Exercise instructions
Return every line below in which "scale" appears.
##############################
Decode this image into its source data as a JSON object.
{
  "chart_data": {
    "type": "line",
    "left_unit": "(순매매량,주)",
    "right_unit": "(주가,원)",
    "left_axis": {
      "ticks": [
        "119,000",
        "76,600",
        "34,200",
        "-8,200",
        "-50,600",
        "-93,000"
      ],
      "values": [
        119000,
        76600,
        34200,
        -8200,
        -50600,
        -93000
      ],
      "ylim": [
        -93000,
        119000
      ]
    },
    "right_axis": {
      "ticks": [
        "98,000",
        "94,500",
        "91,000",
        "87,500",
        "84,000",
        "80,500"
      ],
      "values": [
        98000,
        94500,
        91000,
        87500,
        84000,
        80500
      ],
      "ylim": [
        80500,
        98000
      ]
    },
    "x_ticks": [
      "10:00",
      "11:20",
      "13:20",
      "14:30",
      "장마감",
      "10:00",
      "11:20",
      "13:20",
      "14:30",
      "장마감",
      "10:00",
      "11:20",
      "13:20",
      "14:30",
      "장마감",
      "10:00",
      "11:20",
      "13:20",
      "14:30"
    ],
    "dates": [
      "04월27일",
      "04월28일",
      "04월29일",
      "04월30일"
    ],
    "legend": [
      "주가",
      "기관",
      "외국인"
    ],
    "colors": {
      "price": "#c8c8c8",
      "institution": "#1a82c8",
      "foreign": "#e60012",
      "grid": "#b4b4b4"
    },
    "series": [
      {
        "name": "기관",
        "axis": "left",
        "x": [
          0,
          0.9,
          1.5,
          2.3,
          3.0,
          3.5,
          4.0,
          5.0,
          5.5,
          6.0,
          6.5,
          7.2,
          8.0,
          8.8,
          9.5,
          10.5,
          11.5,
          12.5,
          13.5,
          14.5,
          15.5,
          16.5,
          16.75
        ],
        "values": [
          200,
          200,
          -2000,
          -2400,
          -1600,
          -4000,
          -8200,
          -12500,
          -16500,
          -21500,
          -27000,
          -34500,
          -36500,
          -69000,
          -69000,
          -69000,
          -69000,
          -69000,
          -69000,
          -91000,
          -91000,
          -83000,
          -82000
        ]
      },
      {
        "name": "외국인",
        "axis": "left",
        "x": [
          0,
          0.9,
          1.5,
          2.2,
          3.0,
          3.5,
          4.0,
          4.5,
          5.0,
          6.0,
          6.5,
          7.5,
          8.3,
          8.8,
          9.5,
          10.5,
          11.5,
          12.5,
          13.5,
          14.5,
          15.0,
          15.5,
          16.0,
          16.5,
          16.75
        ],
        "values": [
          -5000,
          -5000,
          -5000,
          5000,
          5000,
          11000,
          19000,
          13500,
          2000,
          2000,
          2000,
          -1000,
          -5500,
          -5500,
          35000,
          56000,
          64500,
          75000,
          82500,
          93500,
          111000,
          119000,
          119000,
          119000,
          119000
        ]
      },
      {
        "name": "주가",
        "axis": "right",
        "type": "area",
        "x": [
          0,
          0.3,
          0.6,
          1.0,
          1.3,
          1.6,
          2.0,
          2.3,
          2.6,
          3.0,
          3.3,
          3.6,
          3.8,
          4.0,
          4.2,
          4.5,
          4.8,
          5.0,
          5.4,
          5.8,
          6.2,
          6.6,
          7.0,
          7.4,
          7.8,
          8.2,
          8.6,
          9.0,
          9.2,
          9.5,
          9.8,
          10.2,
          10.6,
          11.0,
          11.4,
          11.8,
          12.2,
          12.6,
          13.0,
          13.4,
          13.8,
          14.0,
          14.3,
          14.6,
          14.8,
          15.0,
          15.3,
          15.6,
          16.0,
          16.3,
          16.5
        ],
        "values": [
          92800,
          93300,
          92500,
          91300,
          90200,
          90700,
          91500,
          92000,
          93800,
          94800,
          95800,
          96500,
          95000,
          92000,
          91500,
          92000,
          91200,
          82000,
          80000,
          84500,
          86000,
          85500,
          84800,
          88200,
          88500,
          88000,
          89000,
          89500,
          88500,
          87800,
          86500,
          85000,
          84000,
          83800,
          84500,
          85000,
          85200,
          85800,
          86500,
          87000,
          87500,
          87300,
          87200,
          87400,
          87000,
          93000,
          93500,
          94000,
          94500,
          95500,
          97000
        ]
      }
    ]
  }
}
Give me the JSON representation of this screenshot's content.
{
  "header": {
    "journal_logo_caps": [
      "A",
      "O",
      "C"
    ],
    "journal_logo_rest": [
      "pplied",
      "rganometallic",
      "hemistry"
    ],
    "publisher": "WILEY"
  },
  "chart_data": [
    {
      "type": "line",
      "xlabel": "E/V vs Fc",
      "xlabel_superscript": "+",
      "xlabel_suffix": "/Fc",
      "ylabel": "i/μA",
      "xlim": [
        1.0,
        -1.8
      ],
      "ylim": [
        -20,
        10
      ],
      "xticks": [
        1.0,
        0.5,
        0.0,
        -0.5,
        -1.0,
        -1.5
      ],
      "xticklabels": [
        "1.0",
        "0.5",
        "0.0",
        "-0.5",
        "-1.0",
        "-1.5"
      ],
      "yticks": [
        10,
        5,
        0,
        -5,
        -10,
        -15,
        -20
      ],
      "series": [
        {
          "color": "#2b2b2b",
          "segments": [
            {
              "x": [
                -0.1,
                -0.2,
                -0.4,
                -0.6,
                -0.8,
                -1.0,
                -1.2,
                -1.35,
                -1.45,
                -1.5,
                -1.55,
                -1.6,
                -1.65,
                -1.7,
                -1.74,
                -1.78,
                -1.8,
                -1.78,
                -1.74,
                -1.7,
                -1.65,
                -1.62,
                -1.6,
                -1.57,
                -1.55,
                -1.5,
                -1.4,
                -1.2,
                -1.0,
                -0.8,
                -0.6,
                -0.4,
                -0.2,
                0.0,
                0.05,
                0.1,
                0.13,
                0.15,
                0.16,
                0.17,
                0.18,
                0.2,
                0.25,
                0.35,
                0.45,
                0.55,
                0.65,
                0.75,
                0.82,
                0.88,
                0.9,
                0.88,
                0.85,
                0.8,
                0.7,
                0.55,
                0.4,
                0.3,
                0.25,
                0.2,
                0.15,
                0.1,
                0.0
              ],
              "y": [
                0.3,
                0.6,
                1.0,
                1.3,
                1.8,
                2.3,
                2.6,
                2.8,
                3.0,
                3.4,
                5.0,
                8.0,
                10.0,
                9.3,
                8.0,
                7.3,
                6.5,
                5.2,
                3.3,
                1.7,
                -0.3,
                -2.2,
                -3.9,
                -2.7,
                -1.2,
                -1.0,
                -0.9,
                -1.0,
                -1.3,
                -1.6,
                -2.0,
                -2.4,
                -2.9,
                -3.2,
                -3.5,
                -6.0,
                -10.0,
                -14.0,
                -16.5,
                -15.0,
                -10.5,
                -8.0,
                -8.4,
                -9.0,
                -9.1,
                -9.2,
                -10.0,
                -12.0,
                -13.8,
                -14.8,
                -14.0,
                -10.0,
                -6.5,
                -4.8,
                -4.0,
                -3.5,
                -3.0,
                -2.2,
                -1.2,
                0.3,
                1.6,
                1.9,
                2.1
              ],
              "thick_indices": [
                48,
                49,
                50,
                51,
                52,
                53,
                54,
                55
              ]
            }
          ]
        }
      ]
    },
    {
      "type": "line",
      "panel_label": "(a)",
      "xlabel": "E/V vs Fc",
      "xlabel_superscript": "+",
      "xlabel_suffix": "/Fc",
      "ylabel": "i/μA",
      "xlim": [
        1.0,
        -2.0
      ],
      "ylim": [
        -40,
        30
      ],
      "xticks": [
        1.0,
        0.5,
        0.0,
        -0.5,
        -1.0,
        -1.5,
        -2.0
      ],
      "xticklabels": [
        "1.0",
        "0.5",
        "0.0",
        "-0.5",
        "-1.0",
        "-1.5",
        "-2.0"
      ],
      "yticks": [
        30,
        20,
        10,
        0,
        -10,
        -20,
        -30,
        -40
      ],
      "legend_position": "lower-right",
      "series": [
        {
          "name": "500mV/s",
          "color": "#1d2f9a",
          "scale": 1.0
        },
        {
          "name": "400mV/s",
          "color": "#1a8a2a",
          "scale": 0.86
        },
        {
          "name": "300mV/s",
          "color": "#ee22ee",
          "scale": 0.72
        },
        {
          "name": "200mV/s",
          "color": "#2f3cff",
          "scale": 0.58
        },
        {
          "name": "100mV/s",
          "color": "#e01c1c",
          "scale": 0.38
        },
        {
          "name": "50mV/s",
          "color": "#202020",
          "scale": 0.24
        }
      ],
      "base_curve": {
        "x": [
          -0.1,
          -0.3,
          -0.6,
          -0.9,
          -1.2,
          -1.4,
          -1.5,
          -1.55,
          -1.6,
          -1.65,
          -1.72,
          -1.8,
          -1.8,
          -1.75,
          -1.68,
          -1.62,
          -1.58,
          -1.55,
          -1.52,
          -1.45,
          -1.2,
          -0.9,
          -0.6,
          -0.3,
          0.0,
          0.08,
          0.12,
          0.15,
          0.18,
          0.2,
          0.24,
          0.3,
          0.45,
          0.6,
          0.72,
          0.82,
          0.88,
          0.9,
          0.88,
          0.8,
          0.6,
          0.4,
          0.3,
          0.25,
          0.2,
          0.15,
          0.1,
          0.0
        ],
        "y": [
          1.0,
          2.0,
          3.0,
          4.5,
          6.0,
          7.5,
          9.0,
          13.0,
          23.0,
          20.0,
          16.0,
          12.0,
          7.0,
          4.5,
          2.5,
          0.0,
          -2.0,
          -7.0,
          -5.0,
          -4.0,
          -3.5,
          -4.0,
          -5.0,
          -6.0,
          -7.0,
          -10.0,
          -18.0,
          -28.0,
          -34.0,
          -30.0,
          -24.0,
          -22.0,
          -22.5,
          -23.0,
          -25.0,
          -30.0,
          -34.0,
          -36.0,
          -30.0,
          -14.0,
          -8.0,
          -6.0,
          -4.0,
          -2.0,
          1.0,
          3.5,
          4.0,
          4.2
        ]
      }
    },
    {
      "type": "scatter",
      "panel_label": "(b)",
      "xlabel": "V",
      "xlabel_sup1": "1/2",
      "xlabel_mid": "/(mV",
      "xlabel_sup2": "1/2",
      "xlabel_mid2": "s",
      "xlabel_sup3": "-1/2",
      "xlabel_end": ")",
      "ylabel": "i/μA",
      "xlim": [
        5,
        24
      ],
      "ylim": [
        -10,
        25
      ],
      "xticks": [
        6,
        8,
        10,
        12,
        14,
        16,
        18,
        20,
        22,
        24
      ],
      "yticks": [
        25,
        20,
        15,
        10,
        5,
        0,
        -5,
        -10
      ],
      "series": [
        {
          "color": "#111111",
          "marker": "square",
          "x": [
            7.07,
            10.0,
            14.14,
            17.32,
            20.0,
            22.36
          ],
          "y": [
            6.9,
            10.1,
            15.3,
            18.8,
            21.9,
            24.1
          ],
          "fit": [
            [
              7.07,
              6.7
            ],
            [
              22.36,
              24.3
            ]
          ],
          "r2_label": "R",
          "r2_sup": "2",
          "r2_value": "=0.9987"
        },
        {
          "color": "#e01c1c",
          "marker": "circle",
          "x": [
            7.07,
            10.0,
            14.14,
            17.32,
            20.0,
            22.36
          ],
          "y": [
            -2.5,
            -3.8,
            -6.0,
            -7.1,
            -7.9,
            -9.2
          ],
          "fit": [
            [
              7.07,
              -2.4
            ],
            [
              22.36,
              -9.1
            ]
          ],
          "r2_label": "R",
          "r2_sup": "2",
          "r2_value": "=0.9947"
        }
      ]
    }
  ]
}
##############################
Result of the exercise
          "scale": 1.0
          "scale": 0.86
          "scale": 0.72
          "scale": 0.58
          "scale": 0.38
          "scale": 0.24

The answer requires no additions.